Look for the line with "Reverse-engineer this chart into JSON." in the entries below, then extract that line and all lines after it exactly, with pictures left out.

########################################

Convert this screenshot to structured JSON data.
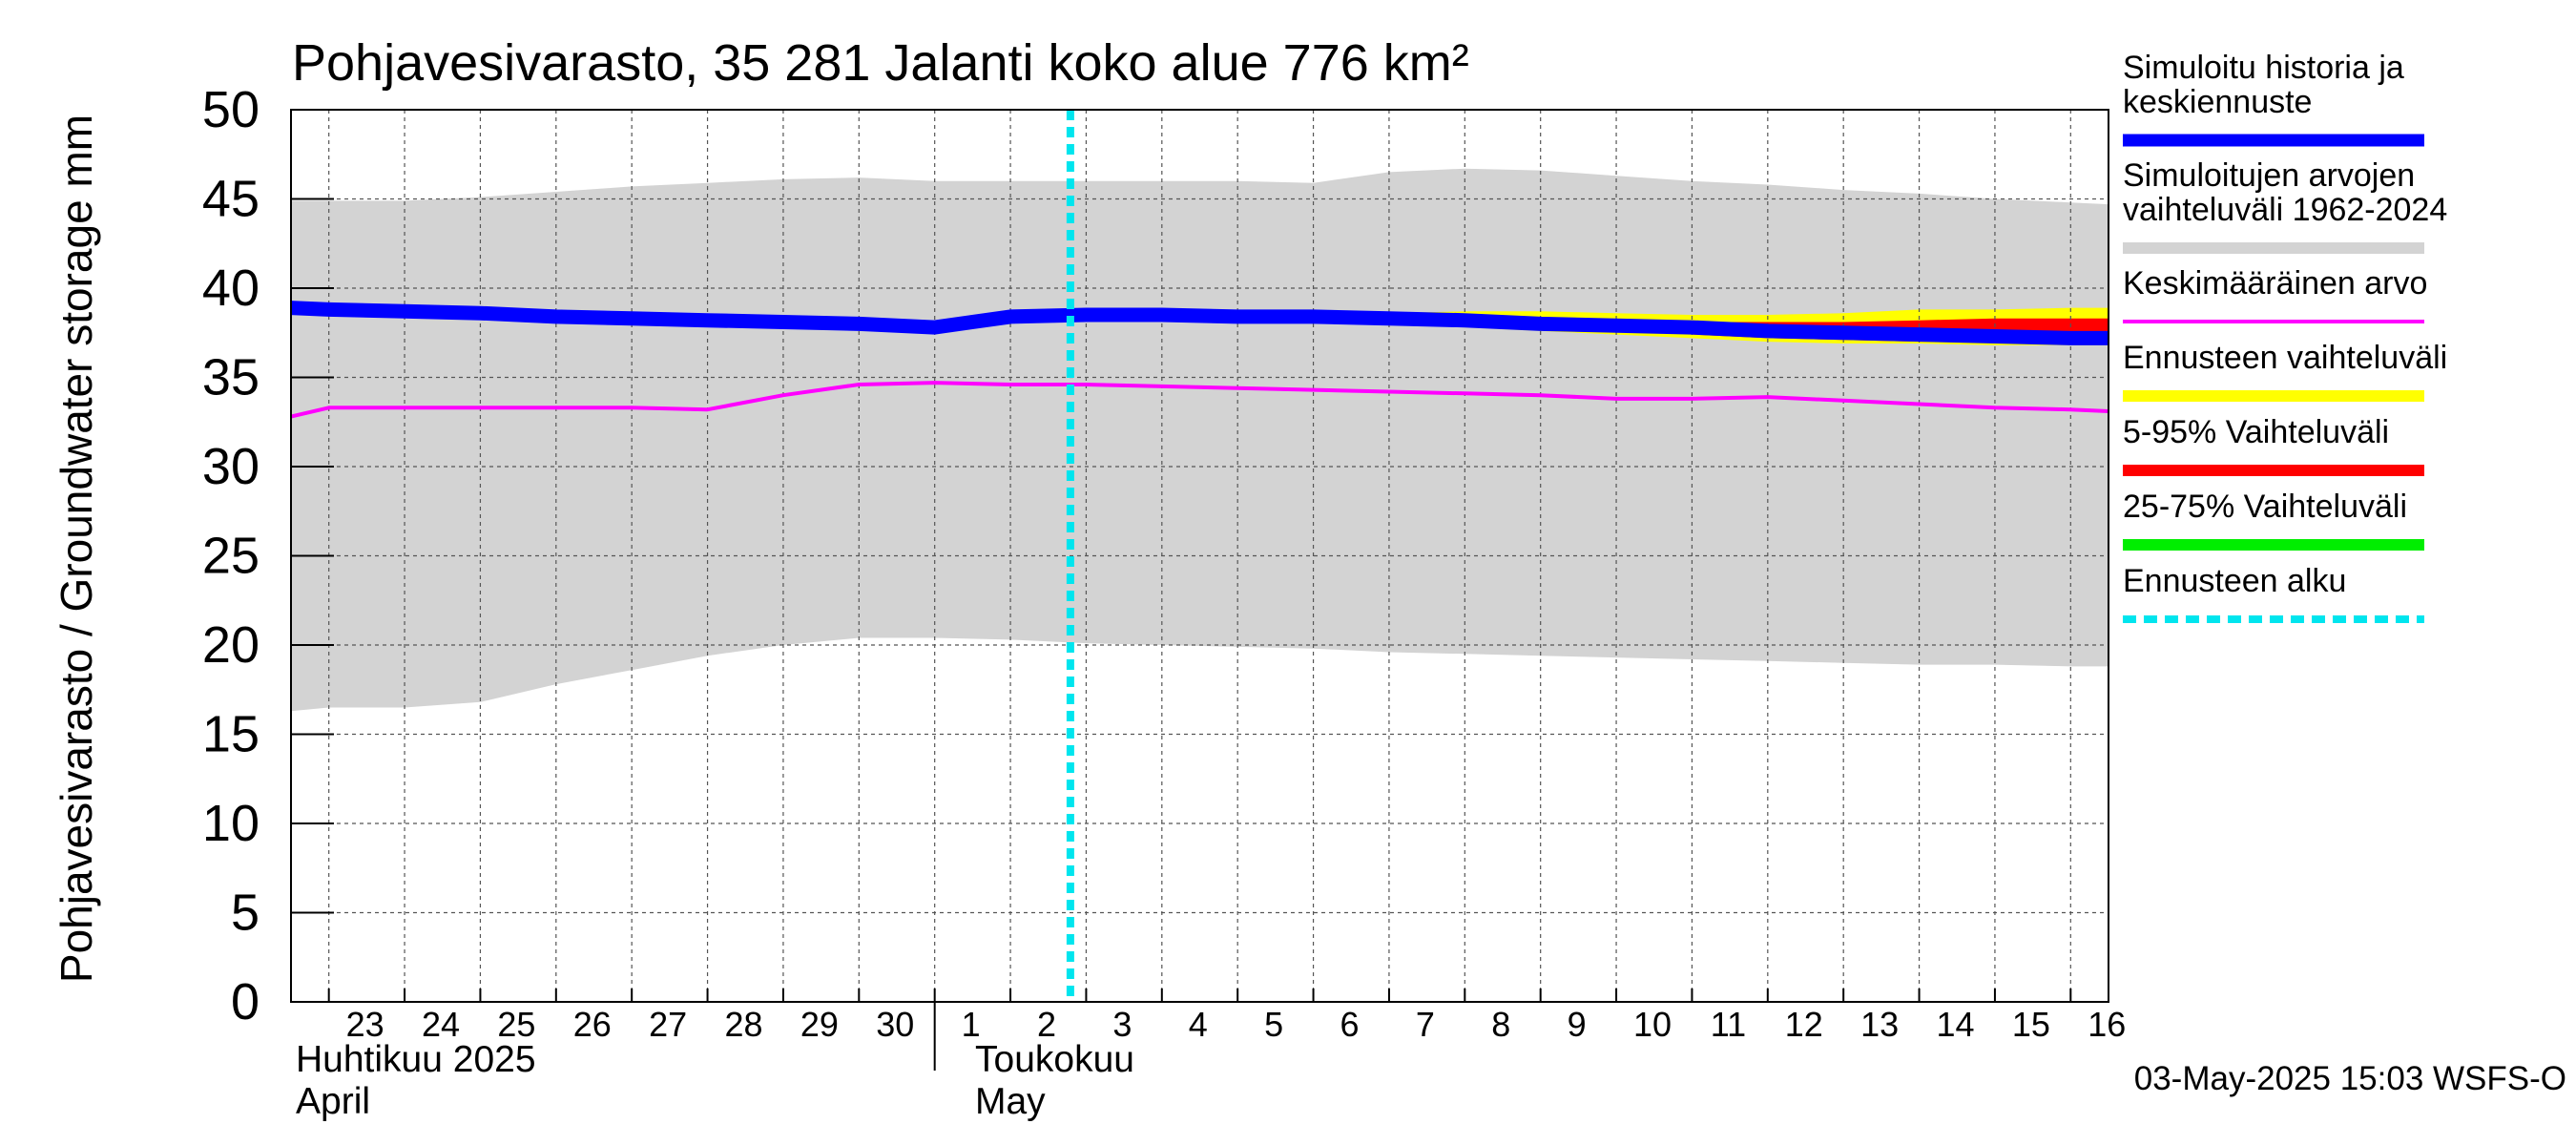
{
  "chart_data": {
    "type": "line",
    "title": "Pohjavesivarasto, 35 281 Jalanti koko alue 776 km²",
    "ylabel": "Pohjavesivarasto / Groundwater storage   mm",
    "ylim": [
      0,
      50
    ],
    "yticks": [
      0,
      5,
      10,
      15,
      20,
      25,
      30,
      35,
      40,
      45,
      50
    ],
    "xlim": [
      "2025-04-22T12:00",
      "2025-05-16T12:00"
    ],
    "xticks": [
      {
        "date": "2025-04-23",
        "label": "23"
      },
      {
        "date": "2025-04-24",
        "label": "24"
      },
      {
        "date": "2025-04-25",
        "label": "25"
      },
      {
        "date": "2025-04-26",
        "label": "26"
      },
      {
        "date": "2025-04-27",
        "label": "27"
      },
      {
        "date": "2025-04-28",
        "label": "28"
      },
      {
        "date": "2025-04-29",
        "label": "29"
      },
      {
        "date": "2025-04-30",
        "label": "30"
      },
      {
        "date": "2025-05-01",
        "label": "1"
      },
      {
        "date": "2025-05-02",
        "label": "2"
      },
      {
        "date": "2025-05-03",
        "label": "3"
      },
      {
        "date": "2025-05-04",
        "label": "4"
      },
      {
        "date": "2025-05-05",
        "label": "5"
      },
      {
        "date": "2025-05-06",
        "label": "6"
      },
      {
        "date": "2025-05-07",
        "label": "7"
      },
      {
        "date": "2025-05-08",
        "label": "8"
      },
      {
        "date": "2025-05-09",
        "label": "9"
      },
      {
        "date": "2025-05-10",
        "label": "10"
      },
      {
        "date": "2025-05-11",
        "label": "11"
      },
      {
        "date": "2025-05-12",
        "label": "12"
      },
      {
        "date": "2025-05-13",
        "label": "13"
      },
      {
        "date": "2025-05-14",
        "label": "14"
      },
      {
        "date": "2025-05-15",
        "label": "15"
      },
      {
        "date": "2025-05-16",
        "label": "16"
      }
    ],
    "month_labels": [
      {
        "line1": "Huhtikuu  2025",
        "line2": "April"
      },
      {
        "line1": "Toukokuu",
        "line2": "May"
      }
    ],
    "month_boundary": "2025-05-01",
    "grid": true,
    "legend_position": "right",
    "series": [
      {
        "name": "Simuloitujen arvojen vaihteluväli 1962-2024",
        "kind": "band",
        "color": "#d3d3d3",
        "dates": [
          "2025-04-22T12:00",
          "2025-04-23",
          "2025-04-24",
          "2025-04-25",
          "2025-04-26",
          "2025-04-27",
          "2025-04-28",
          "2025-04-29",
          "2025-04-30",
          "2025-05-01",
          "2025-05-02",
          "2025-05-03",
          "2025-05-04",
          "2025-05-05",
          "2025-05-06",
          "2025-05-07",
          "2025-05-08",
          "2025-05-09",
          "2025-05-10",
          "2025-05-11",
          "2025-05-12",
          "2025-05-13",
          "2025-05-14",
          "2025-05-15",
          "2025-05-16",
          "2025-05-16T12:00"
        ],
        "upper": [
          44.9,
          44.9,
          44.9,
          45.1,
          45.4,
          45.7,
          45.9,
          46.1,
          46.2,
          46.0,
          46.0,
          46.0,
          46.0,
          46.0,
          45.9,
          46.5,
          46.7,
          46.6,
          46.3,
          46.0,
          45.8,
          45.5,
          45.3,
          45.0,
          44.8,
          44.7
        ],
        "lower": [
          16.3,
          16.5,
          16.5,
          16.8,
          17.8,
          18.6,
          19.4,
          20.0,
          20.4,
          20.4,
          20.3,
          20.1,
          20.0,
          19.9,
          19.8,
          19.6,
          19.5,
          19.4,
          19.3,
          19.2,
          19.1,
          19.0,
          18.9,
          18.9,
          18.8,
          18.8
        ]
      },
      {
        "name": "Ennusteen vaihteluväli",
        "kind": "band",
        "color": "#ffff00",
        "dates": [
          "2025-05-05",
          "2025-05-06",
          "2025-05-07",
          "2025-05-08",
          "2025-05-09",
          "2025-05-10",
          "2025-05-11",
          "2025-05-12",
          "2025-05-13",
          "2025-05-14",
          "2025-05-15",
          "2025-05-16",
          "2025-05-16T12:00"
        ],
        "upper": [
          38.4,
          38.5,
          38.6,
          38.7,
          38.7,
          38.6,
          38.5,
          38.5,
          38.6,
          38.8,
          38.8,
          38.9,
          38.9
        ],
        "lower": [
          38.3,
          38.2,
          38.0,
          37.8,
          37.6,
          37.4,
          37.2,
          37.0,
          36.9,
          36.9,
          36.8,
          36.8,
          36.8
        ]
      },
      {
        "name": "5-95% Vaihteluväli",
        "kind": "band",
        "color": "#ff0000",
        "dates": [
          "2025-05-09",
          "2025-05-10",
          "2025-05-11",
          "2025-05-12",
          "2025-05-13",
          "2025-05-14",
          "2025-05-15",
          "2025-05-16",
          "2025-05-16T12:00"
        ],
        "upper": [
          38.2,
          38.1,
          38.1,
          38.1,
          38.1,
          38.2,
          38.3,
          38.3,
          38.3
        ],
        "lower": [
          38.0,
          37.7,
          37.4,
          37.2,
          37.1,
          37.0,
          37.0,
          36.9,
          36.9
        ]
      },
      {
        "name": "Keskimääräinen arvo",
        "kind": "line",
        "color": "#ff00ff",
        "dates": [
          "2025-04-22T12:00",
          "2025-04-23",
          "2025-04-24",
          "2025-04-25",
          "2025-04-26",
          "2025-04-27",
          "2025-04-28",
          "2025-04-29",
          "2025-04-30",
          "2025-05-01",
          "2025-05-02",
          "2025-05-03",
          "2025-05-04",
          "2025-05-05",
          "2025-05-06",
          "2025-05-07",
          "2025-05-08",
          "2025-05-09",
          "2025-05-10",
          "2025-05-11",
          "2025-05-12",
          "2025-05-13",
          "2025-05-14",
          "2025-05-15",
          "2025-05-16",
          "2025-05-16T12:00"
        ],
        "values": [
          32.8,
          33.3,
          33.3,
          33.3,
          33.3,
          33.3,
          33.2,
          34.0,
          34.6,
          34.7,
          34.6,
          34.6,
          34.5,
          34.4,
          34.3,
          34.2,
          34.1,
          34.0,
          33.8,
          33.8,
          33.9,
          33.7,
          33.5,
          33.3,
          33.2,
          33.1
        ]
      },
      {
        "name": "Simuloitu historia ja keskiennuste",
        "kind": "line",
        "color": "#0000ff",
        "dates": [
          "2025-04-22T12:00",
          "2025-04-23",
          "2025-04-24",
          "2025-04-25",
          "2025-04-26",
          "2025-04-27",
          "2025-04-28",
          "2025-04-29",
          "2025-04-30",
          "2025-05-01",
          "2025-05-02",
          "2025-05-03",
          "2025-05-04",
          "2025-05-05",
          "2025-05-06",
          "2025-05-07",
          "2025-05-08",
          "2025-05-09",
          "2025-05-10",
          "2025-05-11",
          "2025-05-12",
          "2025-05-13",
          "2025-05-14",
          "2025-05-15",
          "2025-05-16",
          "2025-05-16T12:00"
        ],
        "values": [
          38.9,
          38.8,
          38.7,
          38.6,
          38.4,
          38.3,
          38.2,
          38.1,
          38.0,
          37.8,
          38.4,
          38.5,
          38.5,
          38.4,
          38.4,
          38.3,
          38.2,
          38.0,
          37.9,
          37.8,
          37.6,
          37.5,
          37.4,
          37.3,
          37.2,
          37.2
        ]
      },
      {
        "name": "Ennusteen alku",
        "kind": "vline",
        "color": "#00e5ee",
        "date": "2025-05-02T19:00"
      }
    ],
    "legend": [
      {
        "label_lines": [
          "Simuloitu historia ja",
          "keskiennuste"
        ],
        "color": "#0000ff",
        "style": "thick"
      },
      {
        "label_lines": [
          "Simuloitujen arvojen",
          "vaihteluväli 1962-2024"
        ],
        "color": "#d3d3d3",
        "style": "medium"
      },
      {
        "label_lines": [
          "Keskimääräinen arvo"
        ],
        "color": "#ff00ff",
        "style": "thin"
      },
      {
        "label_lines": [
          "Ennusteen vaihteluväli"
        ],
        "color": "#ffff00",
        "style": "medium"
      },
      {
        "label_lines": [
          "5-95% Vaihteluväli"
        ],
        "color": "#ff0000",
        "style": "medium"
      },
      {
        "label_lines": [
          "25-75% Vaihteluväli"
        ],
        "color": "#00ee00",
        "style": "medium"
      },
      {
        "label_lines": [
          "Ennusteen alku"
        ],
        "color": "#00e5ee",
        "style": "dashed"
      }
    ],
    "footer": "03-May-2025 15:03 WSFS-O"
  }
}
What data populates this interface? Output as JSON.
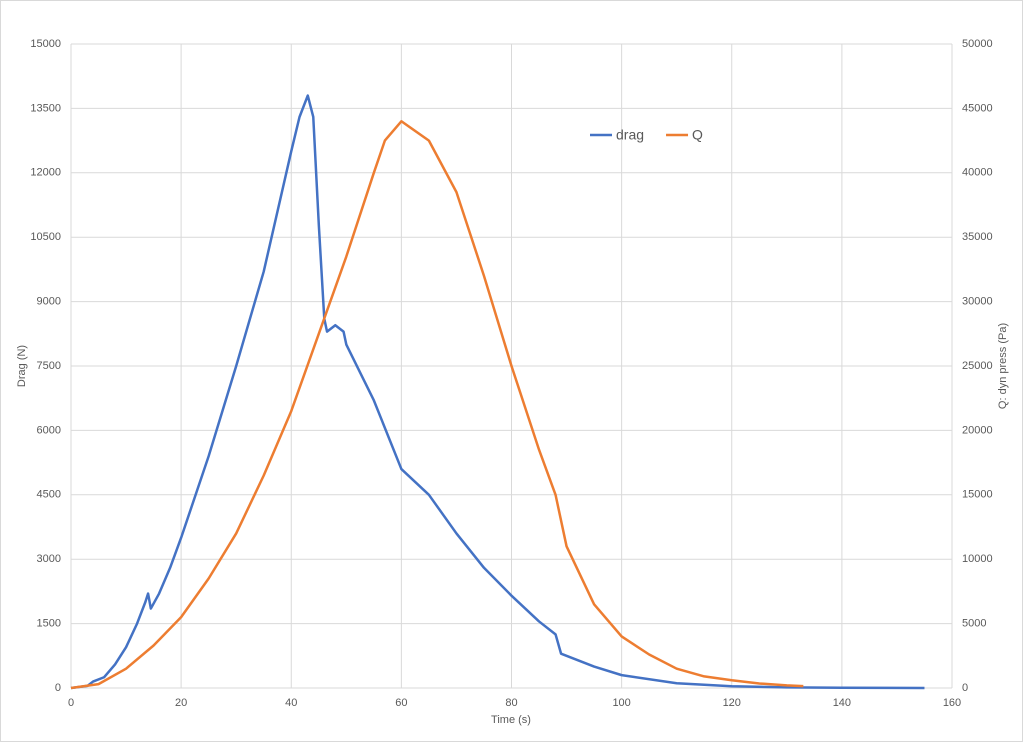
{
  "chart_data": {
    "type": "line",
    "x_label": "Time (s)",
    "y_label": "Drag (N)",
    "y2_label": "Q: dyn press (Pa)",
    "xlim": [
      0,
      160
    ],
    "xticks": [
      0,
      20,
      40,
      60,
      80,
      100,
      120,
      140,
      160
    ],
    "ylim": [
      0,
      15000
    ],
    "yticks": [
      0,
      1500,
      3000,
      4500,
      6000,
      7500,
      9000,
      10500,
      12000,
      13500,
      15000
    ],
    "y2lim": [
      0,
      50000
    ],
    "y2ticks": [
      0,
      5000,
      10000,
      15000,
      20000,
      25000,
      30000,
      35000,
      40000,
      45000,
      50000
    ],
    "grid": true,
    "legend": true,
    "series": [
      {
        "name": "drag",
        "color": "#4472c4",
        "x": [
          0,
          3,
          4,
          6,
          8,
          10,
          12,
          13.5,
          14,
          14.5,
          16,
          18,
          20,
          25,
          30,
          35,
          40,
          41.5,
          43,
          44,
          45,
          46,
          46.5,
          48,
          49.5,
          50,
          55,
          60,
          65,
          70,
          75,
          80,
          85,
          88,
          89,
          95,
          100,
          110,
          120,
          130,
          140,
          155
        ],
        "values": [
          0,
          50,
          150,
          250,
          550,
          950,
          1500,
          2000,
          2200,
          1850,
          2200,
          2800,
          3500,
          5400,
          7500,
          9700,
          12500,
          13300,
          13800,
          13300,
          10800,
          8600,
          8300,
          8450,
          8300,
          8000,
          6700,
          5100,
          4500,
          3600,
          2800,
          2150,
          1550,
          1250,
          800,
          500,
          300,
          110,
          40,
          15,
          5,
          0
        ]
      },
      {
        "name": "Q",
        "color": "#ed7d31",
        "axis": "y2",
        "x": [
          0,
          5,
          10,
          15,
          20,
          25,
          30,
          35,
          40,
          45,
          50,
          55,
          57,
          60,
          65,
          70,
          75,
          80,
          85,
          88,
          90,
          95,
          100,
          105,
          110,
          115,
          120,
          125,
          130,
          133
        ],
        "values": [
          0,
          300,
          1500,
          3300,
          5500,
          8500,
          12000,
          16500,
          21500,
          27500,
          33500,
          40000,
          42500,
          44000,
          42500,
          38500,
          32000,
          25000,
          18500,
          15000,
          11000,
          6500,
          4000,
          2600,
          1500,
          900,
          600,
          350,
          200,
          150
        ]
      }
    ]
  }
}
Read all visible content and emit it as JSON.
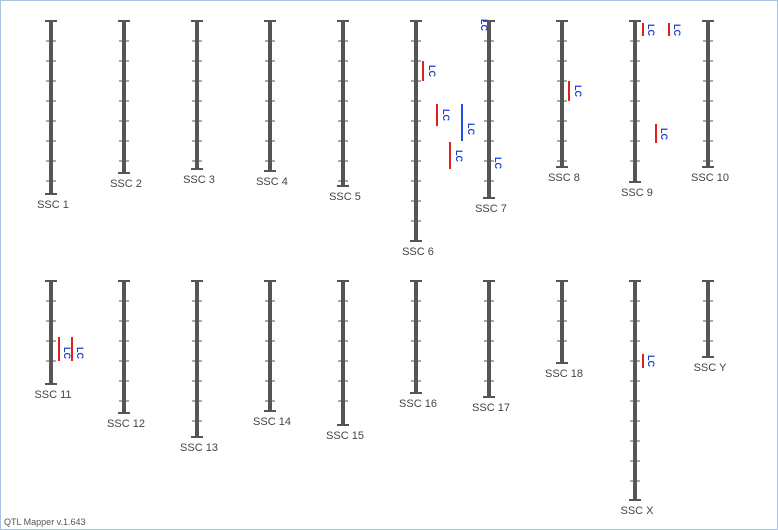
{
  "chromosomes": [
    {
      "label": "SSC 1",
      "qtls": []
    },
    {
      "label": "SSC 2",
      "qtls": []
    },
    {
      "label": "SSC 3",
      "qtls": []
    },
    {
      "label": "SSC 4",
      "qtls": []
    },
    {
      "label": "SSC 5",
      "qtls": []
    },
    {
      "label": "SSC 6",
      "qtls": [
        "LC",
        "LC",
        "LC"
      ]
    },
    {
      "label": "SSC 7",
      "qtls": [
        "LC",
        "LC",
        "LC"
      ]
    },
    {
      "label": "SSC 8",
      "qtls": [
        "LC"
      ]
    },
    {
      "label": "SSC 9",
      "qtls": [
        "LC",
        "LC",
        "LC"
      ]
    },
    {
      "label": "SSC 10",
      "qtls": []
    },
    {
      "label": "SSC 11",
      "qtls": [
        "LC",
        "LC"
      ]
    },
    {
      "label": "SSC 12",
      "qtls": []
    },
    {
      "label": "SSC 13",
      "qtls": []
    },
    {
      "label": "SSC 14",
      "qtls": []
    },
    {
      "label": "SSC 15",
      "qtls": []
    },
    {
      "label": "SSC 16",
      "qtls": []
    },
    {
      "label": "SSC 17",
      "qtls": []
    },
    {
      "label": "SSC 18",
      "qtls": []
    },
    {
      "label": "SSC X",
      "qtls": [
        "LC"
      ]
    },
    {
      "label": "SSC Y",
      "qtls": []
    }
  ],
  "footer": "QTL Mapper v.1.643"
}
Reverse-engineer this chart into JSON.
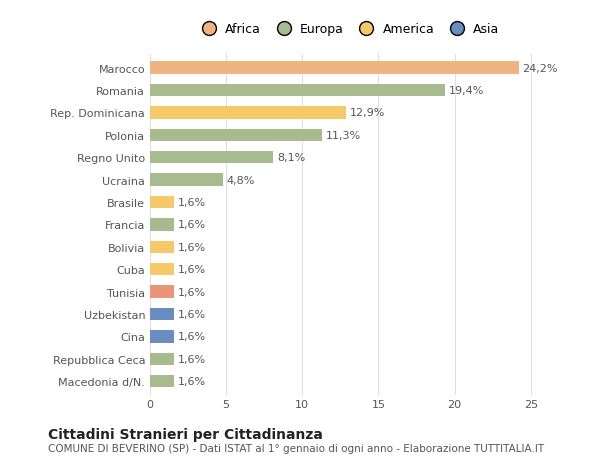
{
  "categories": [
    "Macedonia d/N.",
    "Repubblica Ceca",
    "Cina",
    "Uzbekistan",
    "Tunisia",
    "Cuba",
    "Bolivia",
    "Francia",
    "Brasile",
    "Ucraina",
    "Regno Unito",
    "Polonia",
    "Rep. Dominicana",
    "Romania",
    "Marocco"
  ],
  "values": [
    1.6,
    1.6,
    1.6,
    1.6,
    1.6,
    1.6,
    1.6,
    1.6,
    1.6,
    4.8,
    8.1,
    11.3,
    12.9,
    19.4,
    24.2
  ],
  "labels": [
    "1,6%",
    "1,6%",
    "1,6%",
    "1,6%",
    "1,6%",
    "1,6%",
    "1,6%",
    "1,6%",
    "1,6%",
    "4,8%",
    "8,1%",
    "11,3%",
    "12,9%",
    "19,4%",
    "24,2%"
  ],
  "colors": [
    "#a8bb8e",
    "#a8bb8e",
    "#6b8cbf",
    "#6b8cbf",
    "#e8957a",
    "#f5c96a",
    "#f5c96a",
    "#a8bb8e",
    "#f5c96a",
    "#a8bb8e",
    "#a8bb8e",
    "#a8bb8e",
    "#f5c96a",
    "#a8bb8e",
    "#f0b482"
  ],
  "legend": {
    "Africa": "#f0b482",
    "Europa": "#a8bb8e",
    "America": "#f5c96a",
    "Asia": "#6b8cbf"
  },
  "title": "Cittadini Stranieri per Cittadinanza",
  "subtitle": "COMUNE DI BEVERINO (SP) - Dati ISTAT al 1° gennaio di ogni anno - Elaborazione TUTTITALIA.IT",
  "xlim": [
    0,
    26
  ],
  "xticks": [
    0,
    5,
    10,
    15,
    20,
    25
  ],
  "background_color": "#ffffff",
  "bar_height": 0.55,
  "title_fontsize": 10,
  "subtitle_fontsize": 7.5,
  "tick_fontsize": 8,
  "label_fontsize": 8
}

########################################

* _REPLY TO THE EXERCISE_
Reverse-engineer this chart into JSON.
{
  "categories": [
    "Macedonia d/N.",
    "Repubblica Ceca",
    "Cina",
    "Uzbekistan",
    "Tunisia",
    "Cuba",
    "Bolivia",
    "Francia",
    "Brasile",
    "Ucraina",
    "Regno Unito",
    "Polonia",
    "Rep. Dominicana",
    "Romania",
    "Marocco"
  ],
  "values": [
    1.6,
    1.6,
    1.6,
    1.6,
    1.6,
    1.6,
    1.6,
    1.6,
    1.6,
    4.8,
    8.1,
    11.3,
    12.9,
    19.4,
    24.2
  ],
  "labels": [
    "1,6%",
    "1,6%",
    "1,6%",
    "1,6%",
    "1,6%",
    "1,6%",
    "1,6%",
    "1,6%",
    "1,6%",
    "4,8%",
    "8,1%",
    "11,3%",
    "12,9%",
    "19,4%",
    "24,2%"
  ],
  "colors": [
    "#a8bb8e",
    "#a8bb8e",
    "#6b8cbf",
    "#6b8cbf",
    "#e8957a",
    "#f5c96a",
    "#f5c96a",
    "#a8bb8e",
    "#f5c96a",
    "#a8bb8e",
    "#a8bb8e",
    "#a8bb8e",
    "#f5c96a",
    "#a8bb8e",
    "#f0b482"
  ],
  "legend": {
    "Africa": "#f0b482",
    "Europa": "#a8bb8e",
    "America": "#f5c96a",
    "Asia": "#6b8cbf"
  },
  "title": "Cittadini Stranieri per Cittadinanza",
  "subtitle": "COMUNE DI BEVERINO (SP) - Dati ISTAT al 1° gennaio di ogni anno - Elaborazione TUTTITALIA.IT",
  "xlim": [
    0,
    26
  ],
  "xticks": [
    0,
    5,
    10,
    15,
    20,
    25
  ],
  "background_color": "#ffffff",
  "bar_height": 0.55,
  "title_fontsize": 10,
  "subtitle_fontsize": 7.5,
  "tick_fontsize": 8,
  "label_fontsize": 8
}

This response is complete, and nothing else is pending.